#### DATASET EXCERPTS
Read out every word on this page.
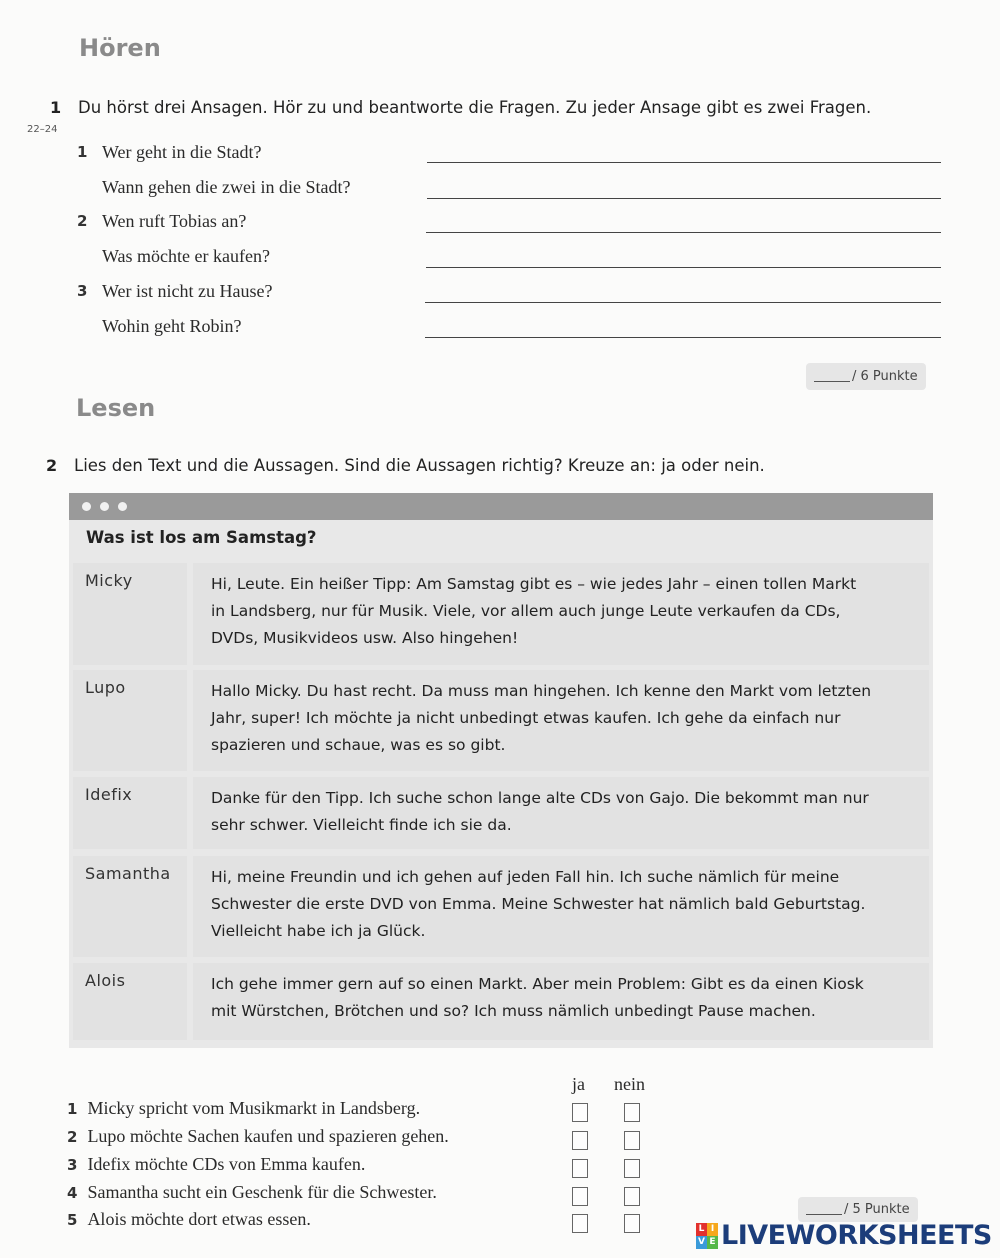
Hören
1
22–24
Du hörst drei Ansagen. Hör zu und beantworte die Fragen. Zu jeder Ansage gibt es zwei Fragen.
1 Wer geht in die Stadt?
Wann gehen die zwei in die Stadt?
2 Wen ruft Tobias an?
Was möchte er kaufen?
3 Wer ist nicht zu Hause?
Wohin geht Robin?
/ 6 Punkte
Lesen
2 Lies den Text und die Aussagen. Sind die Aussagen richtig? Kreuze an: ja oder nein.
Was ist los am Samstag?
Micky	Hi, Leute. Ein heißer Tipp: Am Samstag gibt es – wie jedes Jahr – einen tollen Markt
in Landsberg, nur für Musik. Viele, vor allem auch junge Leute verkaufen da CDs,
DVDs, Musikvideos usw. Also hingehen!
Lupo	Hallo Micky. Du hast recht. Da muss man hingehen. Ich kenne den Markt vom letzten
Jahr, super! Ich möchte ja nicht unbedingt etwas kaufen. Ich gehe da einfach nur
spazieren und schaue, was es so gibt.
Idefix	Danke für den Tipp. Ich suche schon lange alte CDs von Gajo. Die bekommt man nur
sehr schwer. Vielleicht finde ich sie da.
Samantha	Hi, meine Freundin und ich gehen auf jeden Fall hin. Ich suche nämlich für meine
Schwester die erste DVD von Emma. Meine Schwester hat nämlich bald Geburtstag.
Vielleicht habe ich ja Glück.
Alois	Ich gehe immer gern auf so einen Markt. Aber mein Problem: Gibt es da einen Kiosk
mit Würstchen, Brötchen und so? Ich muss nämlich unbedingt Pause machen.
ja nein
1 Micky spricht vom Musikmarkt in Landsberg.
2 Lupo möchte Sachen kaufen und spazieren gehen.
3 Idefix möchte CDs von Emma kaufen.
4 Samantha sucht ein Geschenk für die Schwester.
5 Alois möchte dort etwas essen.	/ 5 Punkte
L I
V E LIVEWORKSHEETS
...
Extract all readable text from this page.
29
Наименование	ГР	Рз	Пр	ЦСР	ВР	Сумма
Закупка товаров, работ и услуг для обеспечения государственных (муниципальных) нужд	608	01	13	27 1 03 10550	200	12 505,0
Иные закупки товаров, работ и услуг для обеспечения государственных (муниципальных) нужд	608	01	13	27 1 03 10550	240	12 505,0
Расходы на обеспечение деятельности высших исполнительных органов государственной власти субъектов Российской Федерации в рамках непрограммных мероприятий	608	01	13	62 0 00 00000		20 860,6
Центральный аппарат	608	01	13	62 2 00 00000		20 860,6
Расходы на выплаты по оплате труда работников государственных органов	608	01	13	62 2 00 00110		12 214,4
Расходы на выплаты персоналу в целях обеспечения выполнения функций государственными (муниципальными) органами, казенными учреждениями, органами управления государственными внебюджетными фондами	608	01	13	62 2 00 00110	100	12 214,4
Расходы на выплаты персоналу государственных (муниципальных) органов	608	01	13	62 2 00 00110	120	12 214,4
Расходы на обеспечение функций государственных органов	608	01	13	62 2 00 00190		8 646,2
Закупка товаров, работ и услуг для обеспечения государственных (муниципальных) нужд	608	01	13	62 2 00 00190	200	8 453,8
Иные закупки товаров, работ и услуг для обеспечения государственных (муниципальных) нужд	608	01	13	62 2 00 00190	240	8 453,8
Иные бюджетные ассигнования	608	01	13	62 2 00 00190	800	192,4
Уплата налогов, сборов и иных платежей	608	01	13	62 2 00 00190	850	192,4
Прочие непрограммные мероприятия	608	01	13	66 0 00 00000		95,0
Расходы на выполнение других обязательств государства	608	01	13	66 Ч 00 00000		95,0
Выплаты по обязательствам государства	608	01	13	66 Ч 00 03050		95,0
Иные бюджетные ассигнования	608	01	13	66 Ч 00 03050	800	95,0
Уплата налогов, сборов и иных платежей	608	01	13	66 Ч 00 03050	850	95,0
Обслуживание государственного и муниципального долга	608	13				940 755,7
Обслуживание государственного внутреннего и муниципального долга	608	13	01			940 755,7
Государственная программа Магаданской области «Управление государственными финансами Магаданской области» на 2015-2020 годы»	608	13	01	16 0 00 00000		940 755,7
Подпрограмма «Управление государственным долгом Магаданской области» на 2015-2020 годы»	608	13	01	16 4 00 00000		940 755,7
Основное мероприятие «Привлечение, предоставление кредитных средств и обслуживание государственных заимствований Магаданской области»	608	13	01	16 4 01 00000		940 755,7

#### THE REQUEST
Counting only lines of the data above that hold "nein", report the total and nothing else.

#### ANSWER BELOW
2